- _Desafio A_
Reescreva de forma mais breve o parágrafo do trecho fornecido que começa com "A influência da China nos assuntos internacionais", conservando seus fatos principais.
- _Desafio B_
Escreva a continuação do texto sobre a influência da China, começando logo após a última frase apresentada.

- _Trecho fornecido_

A influência da China nos assuntos internacionais modernos não pode ser subestimada. A República Popular da China (RPC) emergiu como uma potência mundial concorrente, com clara intenção de expandir seu poder duro e brando para novos lugares e mercados. Isso inclui, de maneira importante, países menores e de mercados emergentes, onde a atenção das grandes potências pode ter sido limitada. Nesses casos, as propostas feitas a nações estrangeiras para obter maior colaboração e apoio a Pequim carregam conotações culturais, já que as percepções desses Estados sobre a China são formadas pela experiência histórica e pela conexão prévia com redes comerciais que difundiam valores juntamente com produtos e novas estruturas econômicas.

Registros de caixas de elementos:
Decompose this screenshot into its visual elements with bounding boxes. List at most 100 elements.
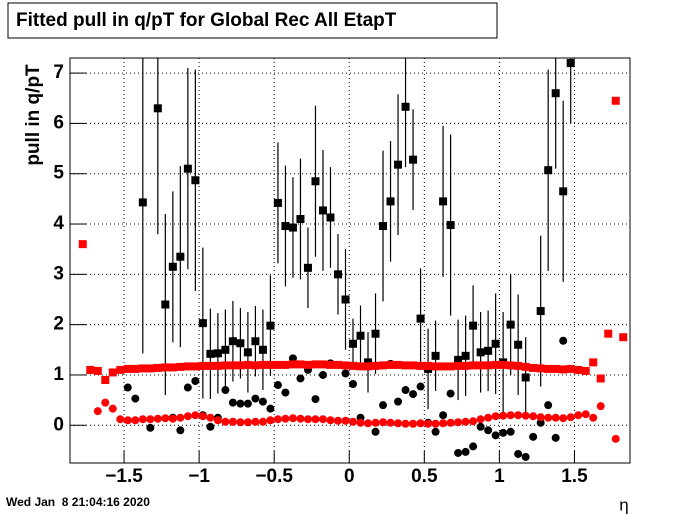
marker xyxy=(484,346,493,355)
marker xyxy=(514,361,523,370)
marker xyxy=(296,214,305,223)
marker xyxy=(596,402,605,411)
marker xyxy=(228,417,237,426)
marker xyxy=(93,407,102,416)
marker xyxy=(529,363,538,372)
marker xyxy=(281,388,290,397)
marker xyxy=(431,427,440,436)
marker xyxy=(506,361,515,370)
marker xyxy=(138,364,147,373)
y-axis-label: pull in q/pT xyxy=(23,64,44,166)
marker xyxy=(311,177,320,186)
marker xyxy=(371,329,380,338)
marker xyxy=(611,96,620,105)
marker xyxy=(318,206,327,215)
marker xyxy=(206,361,215,370)
marker xyxy=(581,366,590,375)
marker xyxy=(521,362,530,371)
marker xyxy=(198,319,207,328)
marker xyxy=(333,360,342,369)
plot-frame xyxy=(69,57,631,464)
x-tick-label: −1.5 xyxy=(105,466,143,487)
marker xyxy=(168,414,177,423)
marker xyxy=(394,160,403,169)
marker xyxy=(341,369,350,378)
marker xyxy=(431,362,440,371)
marker xyxy=(446,389,455,398)
marker xyxy=(243,418,252,427)
marker xyxy=(469,442,478,451)
marker xyxy=(431,351,440,360)
marker xyxy=(176,252,185,261)
marker xyxy=(131,416,140,425)
marker xyxy=(506,427,515,436)
marker xyxy=(153,363,162,372)
marker xyxy=(161,300,170,309)
marker xyxy=(536,413,545,422)
marker xyxy=(491,412,500,421)
marker xyxy=(311,360,320,369)
marker xyxy=(236,361,245,370)
marker xyxy=(521,411,530,420)
marker xyxy=(401,386,410,395)
marker xyxy=(258,417,267,426)
marker xyxy=(266,416,275,425)
marker xyxy=(333,270,342,279)
marker xyxy=(514,340,523,349)
marker xyxy=(514,449,523,458)
marker xyxy=(168,363,177,372)
chart-title: Fitted pull in q/pT for Global Rec All E… xyxy=(16,10,397,31)
x-tick-label: 1 xyxy=(494,466,505,487)
marker xyxy=(559,187,568,196)
marker xyxy=(161,414,170,423)
timestamp: Wed Jan 8 21:04:16 2020 xyxy=(6,495,150,509)
marker xyxy=(228,337,237,346)
marker xyxy=(108,404,117,413)
marker xyxy=(409,390,418,399)
marker xyxy=(318,360,327,369)
marker xyxy=(108,368,117,377)
marker xyxy=(146,364,155,373)
marker xyxy=(386,418,395,427)
marker xyxy=(161,363,170,372)
marker xyxy=(123,416,132,425)
x-axis-label: η xyxy=(619,495,628,514)
marker xyxy=(341,416,350,425)
marker xyxy=(446,221,455,230)
marker xyxy=(153,414,162,423)
y-tick-label: 2 xyxy=(53,314,64,335)
marker xyxy=(116,415,125,424)
y-tick-label: 7 xyxy=(53,62,64,83)
marker xyxy=(138,198,147,207)
y-tick-label: 0 xyxy=(53,414,64,435)
marker xyxy=(409,419,418,428)
marker xyxy=(176,413,185,422)
marker xyxy=(364,419,373,428)
marker xyxy=(131,394,140,403)
marker xyxy=(243,348,252,357)
marker xyxy=(341,361,350,370)
marker xyxy=(311,395,320,404)
marker xyxy=(228,398,237,407)
marker xyxy=(296,374,305,383)
marker xyxy=(176,426,185,435)
marker xyxy=(401,419,410,428)
marker xyxy=(551,433,560,442)
marker xyxy=(258,345,267,354)
y-tick-label: 6 xyxy=(53,112,64,133)
marker xyxy=(326,416,335,425)
marker xyxy=(566,364,575,373)
marker xyxy=(303,415,312,424)
marker xyxy=(461,447,470,456)
marker xyxy=(476,415,485,424)
marker xyxy=(266,404,275,413)
marker xyxy=(416,361,425,370)
marker xyxy=(574,411,583,420)
marker xyxy=(619,333,628,342)
marker xyxy=(544,401,553,410)
marker xyxy=(536,307,545,316)
marker xyxy=(454,361,463,370)
marker xyxy=(469,361,478,370)
marker xyxy=(318,370,327,379)
marker xyxy=(461,417,470,426)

- _Resposta escrita A_
A China tem grande peso nos assuntos internacionais atuais. A RPC tornou-se uma potência mundial concorrente que quer ampliar seu poder duro e brando em novos lugares e mercados, inclusive em países menores e emergentes pouco atendidos pelas grandes potências. Nesses países, as propostas de colaboração e apoio a Pequim têm conotações culturais. Isso ocorre porque a visão que eles têm da China vem da experiência histórica e da ligação prévia com redes comerciais que difundiam valores junto com produtos e novas estruturas econômicas.

- _Resposta escrita B_
Um estudo de caso frequentemente negligenciado, mas altamente relevante para se considerar nas relações exteriores chinesas hoje, está em suas atividades e diplomacia nos países de língua portuguesa (Portugal, Brasil, Angola, Moçambique, Timor-Leste, Guiné-Bissau, Cabo Verde e São Tomé e Príncipe). Esses Estados formaram um vasto império global que interagiu diretamente com a China por meio do controle português de territórios na Ásia, especialmente a atual posse da RAE Macau pela RPC. A partir dessa conexão, torna-se evidente que as áreas lusófonas possuem uma ligação cultural direta com a China, o que pode favorecer uma afinidade natural com Beijing. [1]
Dessa forma, Beijing encontra-se em uma posição favorável para ampliar sua influência nos Estados lusófonos e possui um interesse direto em aproveitar tal situação. Os impactos dessa realidade são ampliados pelo papel das tecnologias de informação e comunicação (TICs) e pelo potencial de investimento que a China dispõe para apoiar o desenvolvimento dos mercados lusófonos nessa área. Assim, este artigo explora as dinâmicas entre a China e os países de língua portuguesa no setor estratégico da tecnologia e sugere um potencial de consolidação de relações sólidas e duradouras entre a China e esses Estados.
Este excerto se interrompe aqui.